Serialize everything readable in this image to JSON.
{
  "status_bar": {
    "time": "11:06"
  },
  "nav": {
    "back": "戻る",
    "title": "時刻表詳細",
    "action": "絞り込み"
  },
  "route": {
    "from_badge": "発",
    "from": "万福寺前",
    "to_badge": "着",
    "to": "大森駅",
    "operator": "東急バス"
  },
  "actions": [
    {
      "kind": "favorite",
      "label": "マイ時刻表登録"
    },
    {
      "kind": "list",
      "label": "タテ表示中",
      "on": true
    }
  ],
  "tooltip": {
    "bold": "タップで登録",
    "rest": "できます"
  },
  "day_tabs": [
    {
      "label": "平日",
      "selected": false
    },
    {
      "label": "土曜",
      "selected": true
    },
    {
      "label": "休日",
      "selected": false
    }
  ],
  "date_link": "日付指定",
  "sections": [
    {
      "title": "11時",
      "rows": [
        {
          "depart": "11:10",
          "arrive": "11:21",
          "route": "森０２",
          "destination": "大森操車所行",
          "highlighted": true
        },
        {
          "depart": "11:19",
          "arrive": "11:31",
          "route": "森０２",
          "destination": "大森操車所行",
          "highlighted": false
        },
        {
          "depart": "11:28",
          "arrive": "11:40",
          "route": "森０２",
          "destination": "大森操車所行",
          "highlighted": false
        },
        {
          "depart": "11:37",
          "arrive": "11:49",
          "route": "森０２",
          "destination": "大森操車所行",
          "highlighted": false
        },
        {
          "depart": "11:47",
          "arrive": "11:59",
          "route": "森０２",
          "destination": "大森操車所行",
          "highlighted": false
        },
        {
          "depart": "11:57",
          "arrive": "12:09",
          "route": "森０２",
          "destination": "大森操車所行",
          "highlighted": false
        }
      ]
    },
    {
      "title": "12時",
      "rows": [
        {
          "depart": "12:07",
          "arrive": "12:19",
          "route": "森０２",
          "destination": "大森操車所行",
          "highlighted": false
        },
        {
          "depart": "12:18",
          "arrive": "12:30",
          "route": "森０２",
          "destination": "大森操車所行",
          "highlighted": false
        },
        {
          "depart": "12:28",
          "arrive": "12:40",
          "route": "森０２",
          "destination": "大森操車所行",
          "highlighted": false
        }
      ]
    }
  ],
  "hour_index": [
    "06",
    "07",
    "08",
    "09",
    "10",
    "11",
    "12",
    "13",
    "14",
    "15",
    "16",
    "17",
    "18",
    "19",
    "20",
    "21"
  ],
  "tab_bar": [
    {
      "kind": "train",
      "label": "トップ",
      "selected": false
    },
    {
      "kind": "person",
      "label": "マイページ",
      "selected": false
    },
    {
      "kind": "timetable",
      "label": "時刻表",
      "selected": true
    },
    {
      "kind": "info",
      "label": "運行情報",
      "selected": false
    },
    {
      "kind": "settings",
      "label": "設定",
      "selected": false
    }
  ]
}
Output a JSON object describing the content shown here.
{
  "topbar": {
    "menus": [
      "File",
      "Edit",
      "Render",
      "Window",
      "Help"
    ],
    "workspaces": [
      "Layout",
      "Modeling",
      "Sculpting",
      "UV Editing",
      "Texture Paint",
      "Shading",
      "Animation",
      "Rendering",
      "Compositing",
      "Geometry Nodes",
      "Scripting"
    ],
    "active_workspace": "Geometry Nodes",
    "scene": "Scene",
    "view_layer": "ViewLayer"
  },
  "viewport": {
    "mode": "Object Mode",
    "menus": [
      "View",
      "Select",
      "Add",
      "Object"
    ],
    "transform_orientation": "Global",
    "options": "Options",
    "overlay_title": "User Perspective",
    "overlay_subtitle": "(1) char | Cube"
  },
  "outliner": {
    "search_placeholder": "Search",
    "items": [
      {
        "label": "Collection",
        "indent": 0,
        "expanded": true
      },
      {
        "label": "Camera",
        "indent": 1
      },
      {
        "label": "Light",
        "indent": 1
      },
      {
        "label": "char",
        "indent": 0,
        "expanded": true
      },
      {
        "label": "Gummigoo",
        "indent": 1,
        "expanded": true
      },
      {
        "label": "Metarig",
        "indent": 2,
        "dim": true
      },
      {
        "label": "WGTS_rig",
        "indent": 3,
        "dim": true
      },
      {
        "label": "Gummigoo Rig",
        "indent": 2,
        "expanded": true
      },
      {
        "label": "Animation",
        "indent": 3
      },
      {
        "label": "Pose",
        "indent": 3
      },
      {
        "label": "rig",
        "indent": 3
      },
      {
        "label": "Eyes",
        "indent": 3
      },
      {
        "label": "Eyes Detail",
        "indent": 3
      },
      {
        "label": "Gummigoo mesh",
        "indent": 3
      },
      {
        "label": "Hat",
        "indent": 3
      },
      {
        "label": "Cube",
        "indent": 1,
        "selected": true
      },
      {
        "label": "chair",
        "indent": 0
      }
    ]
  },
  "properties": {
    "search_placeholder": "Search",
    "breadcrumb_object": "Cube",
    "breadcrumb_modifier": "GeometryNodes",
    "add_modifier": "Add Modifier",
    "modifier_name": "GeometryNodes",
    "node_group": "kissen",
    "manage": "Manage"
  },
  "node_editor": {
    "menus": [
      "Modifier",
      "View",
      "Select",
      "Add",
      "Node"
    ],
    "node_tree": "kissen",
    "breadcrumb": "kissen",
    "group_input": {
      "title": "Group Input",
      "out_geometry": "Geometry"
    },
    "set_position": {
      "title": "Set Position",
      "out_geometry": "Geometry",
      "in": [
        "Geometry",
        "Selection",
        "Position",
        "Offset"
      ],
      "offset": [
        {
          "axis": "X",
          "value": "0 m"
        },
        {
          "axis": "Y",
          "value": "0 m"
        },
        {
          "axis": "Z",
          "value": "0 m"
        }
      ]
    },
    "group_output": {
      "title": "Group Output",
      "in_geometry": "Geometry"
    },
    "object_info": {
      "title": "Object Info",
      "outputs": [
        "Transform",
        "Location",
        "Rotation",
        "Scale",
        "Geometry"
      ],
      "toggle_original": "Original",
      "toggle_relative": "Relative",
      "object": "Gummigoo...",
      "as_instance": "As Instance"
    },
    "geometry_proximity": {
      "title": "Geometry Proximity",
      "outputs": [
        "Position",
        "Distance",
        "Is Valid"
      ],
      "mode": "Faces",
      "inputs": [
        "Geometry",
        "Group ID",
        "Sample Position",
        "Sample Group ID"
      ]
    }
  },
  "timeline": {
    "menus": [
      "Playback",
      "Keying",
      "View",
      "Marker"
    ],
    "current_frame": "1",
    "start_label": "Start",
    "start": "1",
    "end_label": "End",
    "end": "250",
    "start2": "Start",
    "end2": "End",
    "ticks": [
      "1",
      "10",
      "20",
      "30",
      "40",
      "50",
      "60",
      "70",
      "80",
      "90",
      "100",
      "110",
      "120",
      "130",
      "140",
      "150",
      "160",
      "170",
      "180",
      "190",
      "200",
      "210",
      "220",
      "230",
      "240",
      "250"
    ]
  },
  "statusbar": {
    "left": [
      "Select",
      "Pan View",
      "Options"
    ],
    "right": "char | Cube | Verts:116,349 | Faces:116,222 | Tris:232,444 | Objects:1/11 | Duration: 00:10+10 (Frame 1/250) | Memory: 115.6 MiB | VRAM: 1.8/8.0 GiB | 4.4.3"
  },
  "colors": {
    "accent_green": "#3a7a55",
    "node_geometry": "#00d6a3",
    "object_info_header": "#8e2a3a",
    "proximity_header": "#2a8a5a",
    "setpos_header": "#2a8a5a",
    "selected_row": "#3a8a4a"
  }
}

GIVEN EXERCISE: In the material above, find the lines that contain "Faces" and show them.

RESULT:
      "mode": "Faces",
    "right": "char | Cube | Verts:116,349 | Faces:116,222 | Tris:232,444 | Objects:1/11 | Duration: 00:10+10 (Frame 1/250) | Memory: 115.6 MiB | VRAM: 1.8/8.0 GiB | 4.4.3"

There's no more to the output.